* MATERIAL
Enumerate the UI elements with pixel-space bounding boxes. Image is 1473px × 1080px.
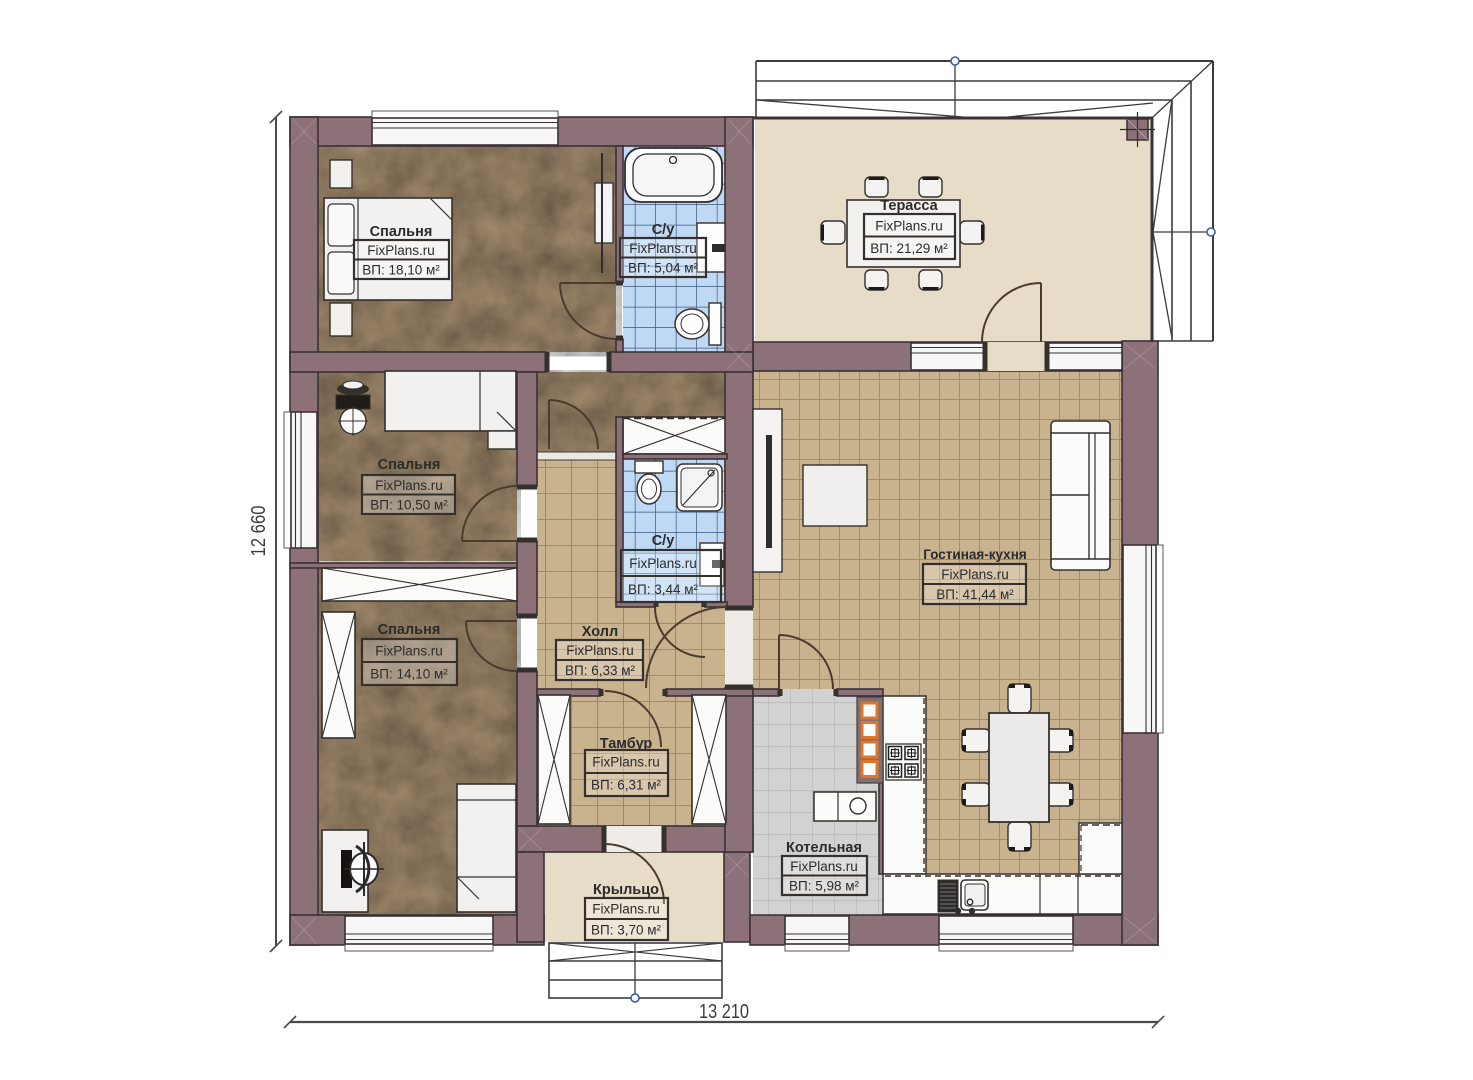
svg-text:FixPlans.ru: FixPlans.ru	[367, 243, 435, 258]
svg-text:FixPlans.ru: FixPlans.ru	[375, 478, 443, 493]
svg-text:FixPlans.ru: FixPlans.ru	[629, 241, 697, 256]
svg-text:ВП: 10,50 м²: ВП: 10,50 м²	[370, 497, 448, 512]
svg-text:12 660: 12 660	[248, 506, 270, 557]
svg-text:ВП: 14,10 м²: ВП: 14,10 м²	[370, 667, 448, 682]
svg-text:Спальня: Спальня	[378, 622, 441, 638]
svg-text:ВП: 5,04 м²: ВП: 5,04 м²	[628, 260, 699, 275]
svg-text:FixPlans.ru: FixPlans.ru	[790, 859, 858, 874]
svg-text:ВП: 6,31 м²: ВП: 6,31 м²	[591, 778, 662, 793]
svg-text:13 210: 13 210	[699, 1001, 749, 1023]
svg-text:FixPlans.ru: FixPlans.ru	[592, 755, 660, 770]
svg-text:FixPlans.ru: FixPlans.ru	[566, 643, 634, 658]
svg-text:ВП: 3,70 м²: ВП: 3,70 м²	[591, 923, 662, 938]
svg-text:Крыльцо: Крыльцо	[593, 882, 659, 898]
svg-text:Гостиная-кухня: Гостиная-кухня	[923, 547, 1026, 562]
svg-text:ВП: 21,29 м²: ВП: 21,29 м²	[870, 241, 948, 256]
svg-text:ВП: 18,10 м²: ВП: 18,10 м²	[362, 262, 440, 277]
svg-text:Терасса: Терасса	[880, 198, 938, 214]
svg-text:ВП: 6,33 м²: ВП: 6,33 м²	[565, 663, 636, 678]
svg-text:FixPlans.ru: FixPlans.ru	[629, 556, 697, 571]
svg-text:Спальня: Спальня	[370, 224, 433, 240]
svg-text:FixPlans.ru: FixPlans.ru	[941, 567, 1009, 582]
svg-text:ВП: 3,44 м²: ВП: 3,44 м²	[628, 582, 699, 597]
svg-text:ВП: 5,98 м²: ВП: 5,98 м²	[789, 878, 860, 893]
svg-text:С/у: С/у	[652, 222, 675, 238]
svg-text:FixPlans.ru: FixPlans.ru	[375, 644, 443, 659]
svg-text:FixPlans.ru: FixPlans.ru	[875, 218, 943, 233]
svg-text:ВП: 41,44 м²: ВП: 41,44 м²	[936, 587, 1014, 602]
svg-text:Котельная: Котельная	[786, 840, 862, 856]
svg-text:Спальня: Спальня	[378, 457, 441, 473]
svg-text:FixPlans.ru: FixPlans.ru	[592, 902, 660, 917]
svg-text:С/у: С/у	[652, 533, 675, 549]
svg-text:Холл: Холл	[582, 624, 618, 640]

* EXERCISE DESCRIPTION
Extract every line of the item above verbatim, in the original order, and leave the picture out of your answer.

* RESULT
Enumerate the UI elements with pixel-space bounding boxes. Image is 1473px × 1080px.
svg-text:FixPlans.ru: FixPlans.ru	[367, 243, 435, 258]
svg-text:FixPlans.ru: FixPlans.ru	[375, 478, 443, 493]
svg-text:FixPlans.ru: FixPlans.ru	[629, 241, 697, 256]
svg-text:ВП: 10,50 м²: ВП: 10,50 м²	[370, 497, 448, 512]
svg-text:12 660: 12 660	[248, 506, 270, 557]
svg-text:ВП: 14,10 м²: ВП: 14,10 м²	[370, 667, 448, 682]
svg-text:Спальня: Спальня	[378, 622, 441, 638]
svg-text:ВП: 5,04 м²: ВП: 5,04 м²	[628, 260, 699, 275]
svg-text:FixPlans.ru: FixPlans.ru	[790, 859, 858, 874]
svg-text:ВП: 6,31 м²: ВП: 6,31 м²	[591, 778, 662, 793]
svg-text:13 210: 13 210	[699, 1001, 749, 1023]
svg-text:FixPlans.ru: FixPlans.ru	[592, 755, 660, 770]
svg-text:FixPlans.ru: FixPlans.ru	[566, 643, 634, 658]
svg-text:ВП: 3,70 м²: ВП: 3,70 м²	[591, 923, 662, 938]
svg-text:Крыльцо: Крыльцо	[593, 882, 659, 898]
svg-text:Гостиная-кухня: Гостиная-кухня	[923, 547, 1026, 562]
svg-text:ВП: 21,29 м²: ВП: 21,29 м²	[870, 241, 948, 256]
svg-text:ВП: 18,10 м²: ВП: 18,10 м²	[362, 262, 440, 277]
svg-text:Терасса: Терасса	[880, 198, 938, 214]
svg-text:ВП: 6,33 м²: ВП: 6,33 м²	[565, 663, 636, 678]
svg-text:FixPlans.ru: FixPlans.ru	[629, 556, 697, 571]
svg-text:Спальня: Спальня	[370, 224, 433, 240]
svg-text:FixPlans.ru: FixPlans.ru	[941, 567, 1009, 582]
svg-text:ВП: 3,44 м²: ВП: 3,44 м²	[628, 582, 699, 597]
svg-text:ВП: 5,98 м²: ВП: 5,98 м²	[789, 878, 860, 893]
svg-text:С/у: С/у	[652, 222, 675, 238]
svg-text:FixPlans.ru: FixPlans.ru	[375, 644, 443, 659]
svg-text:FixPlans.ru: FixPlans.ru	[875, 218, 943, 233]
svg-text:ВП: 41,44 м²: ВП: 41,44 м²	[936, 587, 1014, 602]
svg-text:Котельная: Котельная	[786, 840, 862, 856]
svg-text:Спальня: Спальня	[378, 457, 441, 473]
svg-text:FixPlans.ru: FixPlans.ru	[592, 902, 660, 917]
svg-text:С/у: С/у	[652, 533, 675, 549]
svg-text:Холл: Холл	[582, 624, 618, 640]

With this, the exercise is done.